→ **Instruction**:
Every record here needs to be written out again exactly.
■ ■ ■ ■
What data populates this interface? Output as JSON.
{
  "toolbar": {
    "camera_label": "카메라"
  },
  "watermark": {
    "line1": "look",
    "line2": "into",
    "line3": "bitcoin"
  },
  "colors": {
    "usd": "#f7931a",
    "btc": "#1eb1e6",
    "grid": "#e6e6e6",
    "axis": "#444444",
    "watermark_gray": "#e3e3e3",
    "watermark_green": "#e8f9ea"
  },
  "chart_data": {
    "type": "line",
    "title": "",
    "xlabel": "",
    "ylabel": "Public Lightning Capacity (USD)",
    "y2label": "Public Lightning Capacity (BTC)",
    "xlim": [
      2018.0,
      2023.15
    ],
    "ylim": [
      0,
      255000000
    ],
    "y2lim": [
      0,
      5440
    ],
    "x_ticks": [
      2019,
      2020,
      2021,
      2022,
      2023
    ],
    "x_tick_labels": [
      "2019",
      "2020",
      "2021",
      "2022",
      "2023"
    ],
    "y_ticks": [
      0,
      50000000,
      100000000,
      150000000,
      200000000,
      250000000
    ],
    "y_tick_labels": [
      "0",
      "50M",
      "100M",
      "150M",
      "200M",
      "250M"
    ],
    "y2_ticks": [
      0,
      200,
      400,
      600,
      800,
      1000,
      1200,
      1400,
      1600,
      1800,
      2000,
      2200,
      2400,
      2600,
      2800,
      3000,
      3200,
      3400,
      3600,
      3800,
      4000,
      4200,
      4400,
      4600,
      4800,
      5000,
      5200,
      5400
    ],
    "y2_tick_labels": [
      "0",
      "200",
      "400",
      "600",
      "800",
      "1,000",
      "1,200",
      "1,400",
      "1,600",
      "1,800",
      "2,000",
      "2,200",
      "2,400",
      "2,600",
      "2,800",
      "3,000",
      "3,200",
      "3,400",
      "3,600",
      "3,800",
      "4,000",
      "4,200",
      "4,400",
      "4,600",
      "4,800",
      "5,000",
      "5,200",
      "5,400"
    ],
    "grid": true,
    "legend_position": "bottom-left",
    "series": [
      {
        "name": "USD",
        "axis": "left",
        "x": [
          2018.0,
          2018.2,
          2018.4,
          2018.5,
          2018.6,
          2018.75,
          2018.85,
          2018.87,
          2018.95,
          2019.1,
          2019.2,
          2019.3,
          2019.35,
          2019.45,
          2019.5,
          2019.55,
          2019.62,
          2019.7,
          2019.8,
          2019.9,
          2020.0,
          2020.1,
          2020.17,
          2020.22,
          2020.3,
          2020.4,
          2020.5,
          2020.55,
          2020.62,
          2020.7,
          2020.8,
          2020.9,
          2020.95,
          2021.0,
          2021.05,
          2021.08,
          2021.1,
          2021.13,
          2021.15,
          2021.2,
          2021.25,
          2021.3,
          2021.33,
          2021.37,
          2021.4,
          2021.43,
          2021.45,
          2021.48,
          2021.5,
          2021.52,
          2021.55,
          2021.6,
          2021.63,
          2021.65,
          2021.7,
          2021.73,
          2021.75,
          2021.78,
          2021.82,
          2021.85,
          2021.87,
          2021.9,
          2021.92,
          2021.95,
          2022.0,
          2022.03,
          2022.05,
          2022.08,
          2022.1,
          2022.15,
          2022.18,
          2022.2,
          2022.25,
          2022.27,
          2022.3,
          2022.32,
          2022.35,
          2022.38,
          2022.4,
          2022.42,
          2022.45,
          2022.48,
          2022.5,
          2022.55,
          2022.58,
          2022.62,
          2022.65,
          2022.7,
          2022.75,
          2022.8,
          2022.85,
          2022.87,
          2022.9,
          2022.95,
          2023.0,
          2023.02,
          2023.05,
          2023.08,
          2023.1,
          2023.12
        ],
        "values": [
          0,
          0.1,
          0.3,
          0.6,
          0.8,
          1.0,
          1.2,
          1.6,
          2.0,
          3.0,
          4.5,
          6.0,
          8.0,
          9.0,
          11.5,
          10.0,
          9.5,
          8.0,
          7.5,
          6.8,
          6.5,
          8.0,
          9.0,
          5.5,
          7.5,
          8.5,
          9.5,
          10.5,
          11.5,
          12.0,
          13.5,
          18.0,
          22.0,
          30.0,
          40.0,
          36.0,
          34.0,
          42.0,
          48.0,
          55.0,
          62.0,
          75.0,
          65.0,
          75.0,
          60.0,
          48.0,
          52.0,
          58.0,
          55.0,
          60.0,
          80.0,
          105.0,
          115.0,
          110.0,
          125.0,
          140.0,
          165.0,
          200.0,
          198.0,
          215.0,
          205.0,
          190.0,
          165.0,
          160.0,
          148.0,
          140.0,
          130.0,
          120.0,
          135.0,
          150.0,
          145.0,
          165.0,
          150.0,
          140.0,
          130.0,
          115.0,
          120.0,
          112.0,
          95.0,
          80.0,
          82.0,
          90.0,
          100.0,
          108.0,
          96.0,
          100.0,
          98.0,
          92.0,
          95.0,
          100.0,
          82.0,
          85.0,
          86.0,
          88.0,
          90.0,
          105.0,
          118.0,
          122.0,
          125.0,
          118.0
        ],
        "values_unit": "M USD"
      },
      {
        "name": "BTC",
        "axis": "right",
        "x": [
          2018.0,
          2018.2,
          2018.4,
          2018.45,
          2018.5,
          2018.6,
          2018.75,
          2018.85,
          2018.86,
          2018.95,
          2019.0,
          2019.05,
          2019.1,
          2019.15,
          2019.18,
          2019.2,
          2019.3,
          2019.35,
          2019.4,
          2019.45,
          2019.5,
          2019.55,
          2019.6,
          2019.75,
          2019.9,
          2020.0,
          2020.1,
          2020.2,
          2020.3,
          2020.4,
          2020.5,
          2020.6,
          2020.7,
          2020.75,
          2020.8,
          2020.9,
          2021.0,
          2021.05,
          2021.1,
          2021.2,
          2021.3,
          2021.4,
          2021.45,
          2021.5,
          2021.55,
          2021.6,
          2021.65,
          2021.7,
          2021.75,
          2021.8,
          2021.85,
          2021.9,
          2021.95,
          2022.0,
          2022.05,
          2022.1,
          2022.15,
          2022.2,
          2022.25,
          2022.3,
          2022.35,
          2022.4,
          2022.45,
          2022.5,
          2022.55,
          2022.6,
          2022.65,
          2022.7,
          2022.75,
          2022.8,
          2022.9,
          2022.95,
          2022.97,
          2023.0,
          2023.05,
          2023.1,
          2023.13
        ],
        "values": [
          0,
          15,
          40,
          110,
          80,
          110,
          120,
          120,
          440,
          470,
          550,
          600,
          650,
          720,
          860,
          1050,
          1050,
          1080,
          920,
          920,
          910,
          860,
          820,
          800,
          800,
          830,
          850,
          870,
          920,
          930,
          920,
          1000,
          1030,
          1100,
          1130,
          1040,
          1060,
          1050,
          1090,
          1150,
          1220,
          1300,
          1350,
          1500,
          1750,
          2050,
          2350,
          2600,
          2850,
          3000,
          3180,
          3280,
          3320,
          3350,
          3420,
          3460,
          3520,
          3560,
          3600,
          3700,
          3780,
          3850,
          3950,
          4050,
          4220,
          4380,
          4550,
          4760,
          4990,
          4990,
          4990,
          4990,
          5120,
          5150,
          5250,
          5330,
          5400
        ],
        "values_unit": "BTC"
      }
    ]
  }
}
■ ■ ■ ■
→ **Answer to this exercise**:
What data populates this interface? Output as JSON.
{
  "toolbar": {
    "camera_label": "카메라"
  },
  "watermark": {
    "line1": "look",
    "line2": "into",
    "line3": "bitcoin"
  },
  "colors": {
    "usd": "#f7931a",
    "btc": "#1eb1e6",
    "grid": "#e6e6e6",
    "axis": "#444444",
    "watermark_gray": "#e3e3e3",
    "watermark_green": "#e8f9ea"
  },
  "chart_data": {
    "type": "line",
    "title": "",
    "xlabel": "",
    "ylabel": "Public Lightning Capacity (USD)",
    "y2label": "Public Lightning Capacity (BTC)",
    "xlim": [
      2018.0,
      2023.15
    ],
    "ylim": [
      0,
      255000000
    ],
    "y2lim": [
      0,
      5440
    ],
    "x_ticks": [
      2019,
      2020,
      2021,
      2022,
      2023
    ],
    "x_tick_labels": [
      "2019",
      "2020",
      "2021",
      "2022",
      "2023"
    ],
    "y_ticks": [
      0,
      50000000,
      100000000,
      150000000,
      200000000,
      250000000
    ],
    "y_tick_labels": [
      "0",
      "50M",
      "100M",
      "150M",
      "200M",
      "250M"
    ],
    "y2_ticks": [
      0,
      200,
      400,
      600,
      800,
      1000,
      1200,
      1400,
      1600,
      1800,
      2000,
      2200,
      2400,
      2600,
      2800,
      3000,
      3200,
      3400,
      3600,
      3800,
      4000,
      4200,
      4400,
      4600,
      4800,
      5000,
      5200,
      5400
    ],
    "y2_tick_labels": [
      "0",
      "200",
      "400",
      "600",
      "800",
      "1,000",
      "1,200",
      "1,400",
      "1,600",
      "1,800",
      "2,000",
      "2,200",
      "2,400",
      "2,600",
      "2,800",
      "3,000",
      "3,200",
      "3,400",
      "3,600",
      "3,800",
      "4,000",
      "4,200",
      "4,400",
      "4,600",
      "4,800",
      "5,000",
      "5,200",
      "5,400"
    ],
    "grid": true,
    "legend_position": "bottom-left",
    "series": [
      {
        "name": "USD",
        "axis": "left",
        "x": [
          2018.0,
          2018.2,
          2018.4,
          2018.5,
          2018.6,
          2018.75,
          2018.85,
          2018.87,
          2018.95,
          2019.1,
          2019.2,
          2019.3,
          2019.35,
          2019.45,
          2019.5,
          2019.55,
          2019.62,
          2019.7,
          2019.8,
          2019.9,
          2020.0,
          2020.1,
          2020.17,
          2020.22,
          2020.3,
          2020.4,
          2020.5,
          2020.55,
          2020.62,
          2020.7,
          2020.8,
          2020.9,
          2020.95,
          2021.0,
          2021.05,
          2021.08,
          2021.1,
          2021.13,
          2021.15,
          2021.2,
          2021.25,
          2021.3,
          2021.33,
          2021.37,
          2021.4,
          2021.43,
          2021.45,
          2021.48,
          2021.5,
          2021.52,
          2021.55,
          2021.6,
          2021.63,
          2021.65,
          2021.7,
          2021.73,
          2021.75,
          2021.78,
          2021.82,
          2021.85,
          2021.87,
          2021.9,
          2021.92,
          2021.95,
          2022.0,
          2022.03,
          2022.05,
          2022.08,
          2022.1,
          2022.15,
          2022.18,
          2022.2,
          2022.25,
          2022.27,
          2022.3,
          2022.32,
          2022.35,
          2022.38,
          2022.4,
          2022.42,
          2022.45,
          2022.48,
          2022.5,
          2022.55,
          2022.58,
          2022.62,
          2022.65,
          2022.7,
          2022.75,
          2022.8,
          2022.85,
          2022.87,
          2022.9,
          2022.95,
          2023.0,
          2023.02,
          2023.05,
          2023.08,
          2023.1,
          2023.12
        ],
        "values": [
          0,
          0.1,
          0.3,
          0.6,
          0.8,
          1.0,
          1.2,
          1.6,
          2.0,
          3.0,
          4.5,
          6.0,
          8.0,
          9.0,
          11.5,
          10.0,
          9.5,
          8.0,
          7.5,
          6.8,
          6.5,
          8.0,
          9.0,
          5.5,
          7.5,
          8.5,
          9.5,
          10.5,
          11.5,
          12.0,
          13.5,
          18.0,
          22.0,
          30.0,
          40.0,
          36.0,
          34.0,
          42.0,
          48.0,
          55.0,
          62.0,
          75.0,
          65.0,
          75.0,
          60.0,
          48.0,
          52.0,
          58.0,
          55.0,
          60.0,
          80.0,
          105.0,
          115.0,
          110.0,
          125.0,
          140.0,
          165.0,
          200.0,
          198.0,
          215.0,
          205.0,
          190.0,
          165.0,
          160.0,
          148.0,
          140.0,
          130.0,
          120.0,
          135.0,
          150.0,
          145.0,
          165.0,
          150.0,
          140.0,
          130.0,
          115.0,
          120.0,
          112.0,
          95.0,
          80.0,
          82.0,
          90.0,
          100.0,
          108.0,
          96.0,
          100.0,
          98.0,
          92.0,
          95.0,
          100.0,
          82.0,
          85.0,
          86.0,
          88.0,
          90.0,
          105.0,
          118.0,
          122.0,
          125.0,
          118.0
        ],
        "values_unit": "M USD"
      },
      {
        "name": "BTC",
        "axis": "right",
        "x": [
          2018.0,
          2018.2,
          2018.4,
          2018.45,
          2018.5,
          2018.6,
          2018.75,
          2018.85,
          2018.86,
          2018.95,
          2019.0,
          2019.05,
          2019.1,
          2019.15,
          2019.18,
          2019.2,
          2019.3,
          2019.35,
          2019.4,
          2019.45,
          2019.5,
          2019.55,
          2019.6,
          2019.75,
          2019.9,
          2020.0,
          2020.1,
          2020.2,
          2020.3,
          2020.4,
          2020.5,
          2020.6,
          2020.7,
          2020.75,
          2020.8,
          2020.9,
          2021.0,
          2021.05,
          2021.1,
          2021.2,
          2021.3,
          2021.4,
          2021.45,
          2021.5,
          2021.55,
          2021.6,
          2021.65,
          2021.7,
          2021.75,
          2021.8,
          2021.85,
          2021.9,
          2021.95,
          2022.0,
          2022.05,
          2022.1,
          2022.15,
          2022.2,
          2022.25,
          2022.3,
          2022.35,
          2022.4,
          2022.45,
          2022.5,
          2022.55,
          2022.6,
          2022.65,
          2022.7,
          2022.75,
          2022.8,
          2022.9,
          2022.95,
          2022.97,
          2023.0,
          2023.05,
          2023.1,
          2023.13
        ],
        "values": [
          0,
          15,
          40,
          110,
          80,
          110,
          120,
          120,
          440,
          470,
          550,
          600,
          650,
          720,
          860,
          1050,
          1050,
          1080,
          920,
          920,
          910,
          860,
          820,
          800,
          800,
          830,
          850,
          870,
          920,
          930,
          920,
          1000,
          1030,
          1100,
          1130,
          1040,
          1060,
          1050,
          1090,
          1150,
          1220,
          1300,
          1350,
          1500,
          1750,
          2050,
          2350,
          2600,
          2850,
          3000,
          3180,
          3280,
          3320,
          3350,
          3420,
          3460,
          3520,
          3560,
          3600,
          3700,
          3780,
          3850,
          3950,
          4050,
          4220,
          4380,
          4550,
          4760,
          4990,
          4990,
          4990,
          4990,
          5120,
          5150,
          5250,
          5330,
          5400
        ],
        "values_unit": "BTC"
      }
    ]
  }
}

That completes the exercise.